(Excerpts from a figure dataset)
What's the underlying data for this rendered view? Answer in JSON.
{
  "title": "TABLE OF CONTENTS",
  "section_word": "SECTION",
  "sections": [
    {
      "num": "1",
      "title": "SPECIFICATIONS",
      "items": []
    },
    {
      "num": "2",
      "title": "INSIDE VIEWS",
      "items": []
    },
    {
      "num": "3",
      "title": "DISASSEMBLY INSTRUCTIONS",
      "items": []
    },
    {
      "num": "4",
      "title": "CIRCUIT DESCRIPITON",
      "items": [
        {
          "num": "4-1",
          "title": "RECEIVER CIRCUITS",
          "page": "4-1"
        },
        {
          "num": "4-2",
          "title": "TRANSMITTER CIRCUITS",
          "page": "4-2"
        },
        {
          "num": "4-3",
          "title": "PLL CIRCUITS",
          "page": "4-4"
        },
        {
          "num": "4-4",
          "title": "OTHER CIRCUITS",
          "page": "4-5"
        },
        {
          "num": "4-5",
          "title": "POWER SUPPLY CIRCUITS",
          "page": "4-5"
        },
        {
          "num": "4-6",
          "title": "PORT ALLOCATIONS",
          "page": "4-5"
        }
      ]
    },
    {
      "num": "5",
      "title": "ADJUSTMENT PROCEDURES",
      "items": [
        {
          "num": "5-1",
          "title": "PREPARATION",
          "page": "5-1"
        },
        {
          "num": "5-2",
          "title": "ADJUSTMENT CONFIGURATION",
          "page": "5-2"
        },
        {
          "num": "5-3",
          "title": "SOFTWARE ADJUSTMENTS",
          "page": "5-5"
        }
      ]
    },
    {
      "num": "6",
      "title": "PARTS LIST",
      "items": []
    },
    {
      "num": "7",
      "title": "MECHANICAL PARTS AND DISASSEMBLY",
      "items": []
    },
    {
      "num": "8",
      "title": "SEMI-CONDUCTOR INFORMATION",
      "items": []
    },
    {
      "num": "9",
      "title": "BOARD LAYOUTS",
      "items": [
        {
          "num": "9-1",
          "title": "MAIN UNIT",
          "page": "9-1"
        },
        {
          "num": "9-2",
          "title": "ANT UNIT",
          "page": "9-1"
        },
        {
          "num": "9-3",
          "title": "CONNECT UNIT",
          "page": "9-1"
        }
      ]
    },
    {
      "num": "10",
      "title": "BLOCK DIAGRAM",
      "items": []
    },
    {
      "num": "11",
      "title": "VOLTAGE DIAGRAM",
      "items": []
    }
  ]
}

_Problem_. Write down the full listing again, exactly.

_Answer to the problem_.
What's the underlying data for this rendered view? Answer in JSON.
{
  "title": "TABLE OF CONTENTS",
  "section_word": "SECTION",
  "sections": [
    {
      "num": "1",
      "title": "SPECIFICATIONS",
      "items": []
    },
    {
      "num": "2",
      "title": "INSIDE VIEWS",
      "items": []
    },
    {
      "num": "3",
      "title": "DISASSEMBLY INSTRUCTIONS",
      "items": []
    },
    {
      "num": "4",
      "title": "CIRCUIT DESCRIPITON",
      "items": [
        {
          "num": "4-1",
          "title": "RECEIVER CIRCUITS",
          "page": "4-1"
        },
        {
          "num": "4-2",
          "title": "TRANSMITTER CIRCUITS",
          "page": "4-2"
        },
        {
          "num": "4-3",
          "title": "PLL CIRCUITS",
          "page": "4-4"
        },
        {
          "num": "4-4",
          "title": "OTHER CIRCUITS",
          "page": "4-5"
        },
        {
          "num": "4-5",
          "title": "POWER SUPPLY CIRCUITS",
          "page": "4-5"
        },
        {
          "num": "4-6",
          "title": "PORT ALLOCATIONS",
          "page": "4-5"
        }
      ]
    },
    {
      "num": "5",
      "title": "ADJUSTMENT PROCEDURES",
      "items": [
        {
          "num": "5-1",
          "title": "PREPARATION",
          "page": "5-1"
        },
        {
          "num": "5-2",
          "title": "ADJUSTMENT CONFIGURATION",
          "page": "5-2"
        },
        {
          "num": "5-3",
          "title": "SOFTWARE ADJUSTMENTS",
          "page": "5-5"
        }
      ]
    },
    {
      "num": "6",
      "title": "PARTS LIST",
      "items": []
    },
    {
      "num": "7",
      "title": "MECHANICAL PARTS AND DISASSEMBLY",
      "items": []
    },
    {
      "num": "8",
      "title": "SEMI-CONDUCTOR INFORMATION",
      "items": []
    },
    {
      "num": "9",
      "title": "BOARD LAYOUTS",
      "items": [
        {
          "num": "9-1",
          "title": "MAIN UNIT",
          "page": "9-1"
        },
        {
          "num": "9-2",
          "title": "ANT UNIT",
          "page": "9-1"
        },
        {
          "num": "9-3",
          "title": "CONNECT UNIT",
          "page": "9-1"
        }
      ]
    },
    {
      "num": "10",
      "title": "BLOCK DIAGRAM",
      "items": []
    },
    {
      "num": "11",
      "title": "VOLTAGE DIAGRAM",
      "items": []
    }
  ]
}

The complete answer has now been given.